--- START OF Material for this task ---

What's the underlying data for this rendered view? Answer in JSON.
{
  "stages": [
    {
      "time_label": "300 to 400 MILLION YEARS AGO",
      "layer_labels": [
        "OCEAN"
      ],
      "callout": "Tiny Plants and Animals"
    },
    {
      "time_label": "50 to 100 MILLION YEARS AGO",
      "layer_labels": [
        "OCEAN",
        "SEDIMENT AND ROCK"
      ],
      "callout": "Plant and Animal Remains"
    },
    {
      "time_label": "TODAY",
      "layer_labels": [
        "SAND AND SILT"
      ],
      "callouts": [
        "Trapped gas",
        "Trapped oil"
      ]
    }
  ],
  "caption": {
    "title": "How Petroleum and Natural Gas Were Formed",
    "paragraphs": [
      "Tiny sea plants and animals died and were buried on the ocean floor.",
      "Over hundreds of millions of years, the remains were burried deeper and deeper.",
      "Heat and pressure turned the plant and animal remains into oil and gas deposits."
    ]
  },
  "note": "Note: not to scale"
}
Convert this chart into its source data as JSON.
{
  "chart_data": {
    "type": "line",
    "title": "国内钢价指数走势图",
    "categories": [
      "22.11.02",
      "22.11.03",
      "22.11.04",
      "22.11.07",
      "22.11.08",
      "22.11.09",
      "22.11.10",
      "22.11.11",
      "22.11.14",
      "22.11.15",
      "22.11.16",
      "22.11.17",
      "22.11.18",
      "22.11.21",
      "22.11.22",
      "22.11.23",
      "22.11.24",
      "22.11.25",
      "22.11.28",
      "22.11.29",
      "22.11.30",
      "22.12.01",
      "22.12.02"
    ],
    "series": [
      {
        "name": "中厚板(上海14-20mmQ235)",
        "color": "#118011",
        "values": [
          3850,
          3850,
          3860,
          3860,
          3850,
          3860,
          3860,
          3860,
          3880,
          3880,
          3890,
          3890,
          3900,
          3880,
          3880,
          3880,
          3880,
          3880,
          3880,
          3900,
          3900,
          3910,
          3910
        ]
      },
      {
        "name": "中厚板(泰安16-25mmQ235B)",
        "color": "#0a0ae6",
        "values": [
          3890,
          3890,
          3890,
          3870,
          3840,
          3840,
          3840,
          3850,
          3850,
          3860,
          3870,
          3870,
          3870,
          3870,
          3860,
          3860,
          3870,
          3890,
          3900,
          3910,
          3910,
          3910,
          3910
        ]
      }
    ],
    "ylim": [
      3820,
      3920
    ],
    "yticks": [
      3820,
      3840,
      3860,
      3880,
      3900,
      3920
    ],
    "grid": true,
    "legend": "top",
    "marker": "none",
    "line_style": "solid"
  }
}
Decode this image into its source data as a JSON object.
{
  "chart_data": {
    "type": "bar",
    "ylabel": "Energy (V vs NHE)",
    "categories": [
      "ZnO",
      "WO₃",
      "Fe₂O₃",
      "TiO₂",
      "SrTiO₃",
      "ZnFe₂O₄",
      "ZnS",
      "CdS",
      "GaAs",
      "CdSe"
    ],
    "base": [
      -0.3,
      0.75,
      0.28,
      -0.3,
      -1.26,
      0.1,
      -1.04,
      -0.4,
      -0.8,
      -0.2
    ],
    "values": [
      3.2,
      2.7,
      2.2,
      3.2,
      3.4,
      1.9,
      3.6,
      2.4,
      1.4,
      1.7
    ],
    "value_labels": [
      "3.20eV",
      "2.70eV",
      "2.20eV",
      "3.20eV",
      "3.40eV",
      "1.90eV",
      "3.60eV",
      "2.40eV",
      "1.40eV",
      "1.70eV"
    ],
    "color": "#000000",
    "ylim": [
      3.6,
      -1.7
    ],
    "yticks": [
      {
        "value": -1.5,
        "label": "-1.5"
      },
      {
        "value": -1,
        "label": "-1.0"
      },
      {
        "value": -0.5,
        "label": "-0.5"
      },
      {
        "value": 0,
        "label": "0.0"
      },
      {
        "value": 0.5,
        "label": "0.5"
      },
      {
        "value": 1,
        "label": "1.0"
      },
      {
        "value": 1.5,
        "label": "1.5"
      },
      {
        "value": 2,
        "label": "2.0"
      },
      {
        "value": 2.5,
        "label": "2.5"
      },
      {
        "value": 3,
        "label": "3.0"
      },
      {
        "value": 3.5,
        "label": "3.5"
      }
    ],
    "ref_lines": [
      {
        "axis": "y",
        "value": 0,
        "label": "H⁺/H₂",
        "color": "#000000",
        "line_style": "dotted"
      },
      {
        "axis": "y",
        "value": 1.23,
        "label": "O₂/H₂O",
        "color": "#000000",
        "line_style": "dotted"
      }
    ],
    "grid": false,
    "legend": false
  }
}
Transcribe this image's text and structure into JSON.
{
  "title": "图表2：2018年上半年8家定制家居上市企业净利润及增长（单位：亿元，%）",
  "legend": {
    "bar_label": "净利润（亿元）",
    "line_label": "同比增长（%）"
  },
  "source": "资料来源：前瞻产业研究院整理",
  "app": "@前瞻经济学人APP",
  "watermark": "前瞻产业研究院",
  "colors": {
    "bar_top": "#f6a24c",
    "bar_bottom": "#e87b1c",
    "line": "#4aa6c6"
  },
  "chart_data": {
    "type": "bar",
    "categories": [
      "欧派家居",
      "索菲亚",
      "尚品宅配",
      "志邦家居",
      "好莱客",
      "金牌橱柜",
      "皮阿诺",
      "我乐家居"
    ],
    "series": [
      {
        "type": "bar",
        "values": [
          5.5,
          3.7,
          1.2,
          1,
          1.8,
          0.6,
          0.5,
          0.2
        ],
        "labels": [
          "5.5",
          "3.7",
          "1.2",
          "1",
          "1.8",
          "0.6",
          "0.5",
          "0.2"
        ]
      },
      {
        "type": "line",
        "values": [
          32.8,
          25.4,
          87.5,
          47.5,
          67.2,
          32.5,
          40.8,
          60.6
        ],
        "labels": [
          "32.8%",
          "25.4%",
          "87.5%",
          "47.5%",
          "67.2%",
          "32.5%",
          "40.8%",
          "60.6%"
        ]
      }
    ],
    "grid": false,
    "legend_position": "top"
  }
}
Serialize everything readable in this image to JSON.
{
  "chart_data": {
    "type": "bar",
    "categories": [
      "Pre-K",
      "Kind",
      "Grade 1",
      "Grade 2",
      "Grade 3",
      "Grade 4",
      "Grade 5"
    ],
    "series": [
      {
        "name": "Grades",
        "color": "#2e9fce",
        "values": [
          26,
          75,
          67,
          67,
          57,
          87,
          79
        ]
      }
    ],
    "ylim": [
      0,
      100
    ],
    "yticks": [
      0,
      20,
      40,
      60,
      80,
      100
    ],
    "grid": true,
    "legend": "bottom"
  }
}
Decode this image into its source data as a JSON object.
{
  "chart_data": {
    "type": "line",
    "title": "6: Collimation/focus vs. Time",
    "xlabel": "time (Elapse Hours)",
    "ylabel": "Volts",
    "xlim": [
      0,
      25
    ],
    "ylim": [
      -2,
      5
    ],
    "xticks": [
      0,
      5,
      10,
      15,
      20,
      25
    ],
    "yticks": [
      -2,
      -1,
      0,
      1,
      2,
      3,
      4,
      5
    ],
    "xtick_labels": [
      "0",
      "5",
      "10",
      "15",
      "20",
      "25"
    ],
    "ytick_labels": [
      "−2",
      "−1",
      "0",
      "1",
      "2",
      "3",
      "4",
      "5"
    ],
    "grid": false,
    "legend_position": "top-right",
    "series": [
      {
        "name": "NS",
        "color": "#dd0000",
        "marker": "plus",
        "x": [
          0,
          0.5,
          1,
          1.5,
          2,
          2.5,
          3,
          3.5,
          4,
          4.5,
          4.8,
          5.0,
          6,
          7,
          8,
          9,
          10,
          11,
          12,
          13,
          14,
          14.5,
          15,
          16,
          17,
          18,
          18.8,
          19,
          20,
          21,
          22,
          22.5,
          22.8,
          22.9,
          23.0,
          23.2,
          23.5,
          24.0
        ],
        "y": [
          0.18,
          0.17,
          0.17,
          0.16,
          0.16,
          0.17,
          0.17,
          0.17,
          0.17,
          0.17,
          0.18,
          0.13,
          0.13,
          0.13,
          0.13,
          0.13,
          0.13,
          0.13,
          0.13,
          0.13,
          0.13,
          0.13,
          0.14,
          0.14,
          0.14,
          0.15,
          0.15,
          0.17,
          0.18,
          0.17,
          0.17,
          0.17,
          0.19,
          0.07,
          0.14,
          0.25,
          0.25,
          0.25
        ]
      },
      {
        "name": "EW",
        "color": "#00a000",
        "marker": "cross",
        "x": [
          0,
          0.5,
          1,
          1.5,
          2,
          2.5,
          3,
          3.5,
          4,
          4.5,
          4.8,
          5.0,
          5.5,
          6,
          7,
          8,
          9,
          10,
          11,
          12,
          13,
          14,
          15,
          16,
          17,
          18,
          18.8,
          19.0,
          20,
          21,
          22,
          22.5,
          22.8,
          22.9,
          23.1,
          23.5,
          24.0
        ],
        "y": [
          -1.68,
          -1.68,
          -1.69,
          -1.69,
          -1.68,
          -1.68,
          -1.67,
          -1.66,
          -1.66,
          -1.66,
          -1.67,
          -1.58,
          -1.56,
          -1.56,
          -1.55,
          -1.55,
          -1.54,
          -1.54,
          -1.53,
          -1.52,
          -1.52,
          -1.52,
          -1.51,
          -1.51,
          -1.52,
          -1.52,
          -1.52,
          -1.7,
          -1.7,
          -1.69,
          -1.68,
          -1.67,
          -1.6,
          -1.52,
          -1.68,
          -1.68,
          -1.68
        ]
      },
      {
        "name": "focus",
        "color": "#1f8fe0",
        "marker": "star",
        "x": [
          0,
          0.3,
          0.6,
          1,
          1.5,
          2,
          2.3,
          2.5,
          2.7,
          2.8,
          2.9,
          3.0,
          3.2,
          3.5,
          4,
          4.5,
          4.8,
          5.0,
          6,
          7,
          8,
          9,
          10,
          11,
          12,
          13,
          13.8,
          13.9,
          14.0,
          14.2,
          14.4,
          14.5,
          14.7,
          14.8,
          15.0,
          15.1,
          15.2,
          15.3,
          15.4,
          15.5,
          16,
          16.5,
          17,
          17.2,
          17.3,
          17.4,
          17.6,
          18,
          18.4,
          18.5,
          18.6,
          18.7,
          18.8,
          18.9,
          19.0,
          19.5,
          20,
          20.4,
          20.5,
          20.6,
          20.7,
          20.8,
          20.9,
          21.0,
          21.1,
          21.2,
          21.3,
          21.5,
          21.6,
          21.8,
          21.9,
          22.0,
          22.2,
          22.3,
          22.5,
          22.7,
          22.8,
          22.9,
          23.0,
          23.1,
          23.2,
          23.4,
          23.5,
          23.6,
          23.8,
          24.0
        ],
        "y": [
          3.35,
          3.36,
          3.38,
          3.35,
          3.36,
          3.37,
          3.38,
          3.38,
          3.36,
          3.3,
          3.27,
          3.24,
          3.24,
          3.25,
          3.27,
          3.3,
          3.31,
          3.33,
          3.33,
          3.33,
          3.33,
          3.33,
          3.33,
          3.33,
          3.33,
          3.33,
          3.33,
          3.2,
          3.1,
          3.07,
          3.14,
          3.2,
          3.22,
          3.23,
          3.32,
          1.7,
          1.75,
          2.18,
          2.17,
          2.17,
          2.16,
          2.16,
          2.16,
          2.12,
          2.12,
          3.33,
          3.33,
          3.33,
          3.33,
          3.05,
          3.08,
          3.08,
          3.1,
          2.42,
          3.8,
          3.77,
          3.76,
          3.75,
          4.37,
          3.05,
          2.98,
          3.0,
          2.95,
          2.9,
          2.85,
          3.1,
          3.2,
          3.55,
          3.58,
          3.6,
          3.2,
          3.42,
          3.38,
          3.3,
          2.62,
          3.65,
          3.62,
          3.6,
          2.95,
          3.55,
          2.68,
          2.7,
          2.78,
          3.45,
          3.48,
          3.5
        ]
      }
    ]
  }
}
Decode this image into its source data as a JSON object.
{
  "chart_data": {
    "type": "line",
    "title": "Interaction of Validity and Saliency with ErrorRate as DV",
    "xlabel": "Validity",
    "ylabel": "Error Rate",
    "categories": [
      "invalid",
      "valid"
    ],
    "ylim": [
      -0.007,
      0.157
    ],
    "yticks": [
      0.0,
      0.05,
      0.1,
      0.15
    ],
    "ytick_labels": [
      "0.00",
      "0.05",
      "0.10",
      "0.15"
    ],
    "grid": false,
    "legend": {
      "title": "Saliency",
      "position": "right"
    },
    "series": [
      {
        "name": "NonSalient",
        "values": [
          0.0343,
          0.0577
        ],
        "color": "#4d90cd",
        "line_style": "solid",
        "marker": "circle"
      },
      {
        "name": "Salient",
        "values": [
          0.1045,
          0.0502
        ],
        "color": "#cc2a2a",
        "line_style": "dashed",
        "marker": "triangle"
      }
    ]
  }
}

--- END OF Material for this task ---

### What to do
Which lines above contain the word "name"? Copy each of them.

### Answer to the problem
        "name": "中厚板(上海14-20mmQ235)",
        "name": "中厚板(泰安16-25mmQ235B)",
        "name": "Grades",
        "name": "NS",
        "name": "EW",
        "name": "focus",
        "name": "NonSalient",
        "name": "Salient",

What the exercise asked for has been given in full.